## WHAT THE TASK REQUIRES
Return every record below exactly as written, omitting any pictures.

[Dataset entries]
## Start
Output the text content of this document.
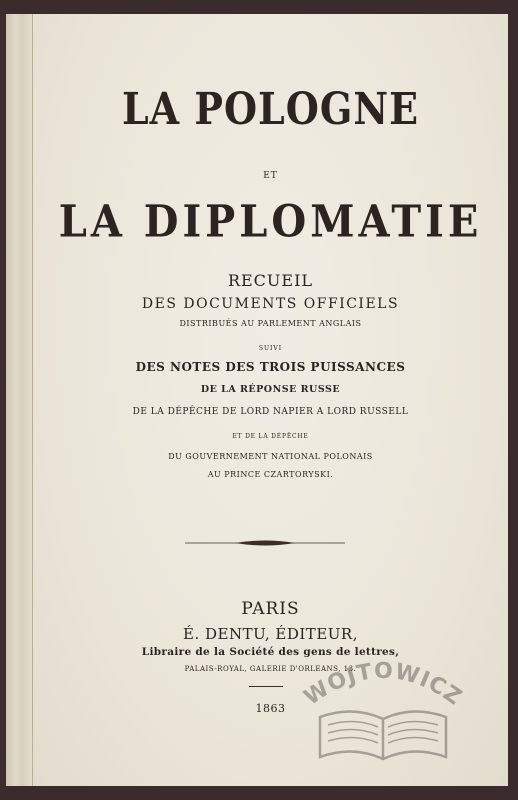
LA POLOGNE
ET
LA DIPLOMATIE
RECUEIL
DES DOCUMENTS OFFICIELS
DISTRIBUÉS AU PARLEMENT ANGLAIS
SUIVI
DES NOTES DES TROIS PUISSANCES
DE LA RÉPONSE RUSSE
DE LA DÉPÊCHE DE LORD NAPIER A LORD RUSSELL
ET DE LA DÉPÊCHE
DU GOUVERNEMENT NATIONAL POLONAIS
AU PRINCE CZARTORYSKI.
PARIS
É. DENTU, ÉDITEUR,
Libraire de la Société des gens de lettres,
PALAIS-ROYAL, GALERIE D'ORLEANS, 13.
1863 WOJTOWICZ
## End
## EXPECTED OUTPUT
Output the text content of this document.
LA POLOGNE
ET
LA DIPLOMATIE
RECUEIL
DES DOCUMENTS OFFICIELS
DISTRIBUÉS AU PARLEMENT ANGLAIS
SUIVI
DES NOTES DES TROIS PUISSANCES
DE LA RÉPONSE RUSSE
DE LA DÉPÊCHE DE LORD NAPIER A LORD RUSSELL
ET DE LA DÉPÊCHE
DU GOUVERNEMENT NATIONAL POLONAIS
AU PRINCE CZARTORYSKI.
PARIS
É. DENTU, ÉDITEUR,
Libraire de la Société des gens de lettres,
PALAIS-ROYAL, GALERIE D'ORLEANS, 13.
1863 WOJTOWICZ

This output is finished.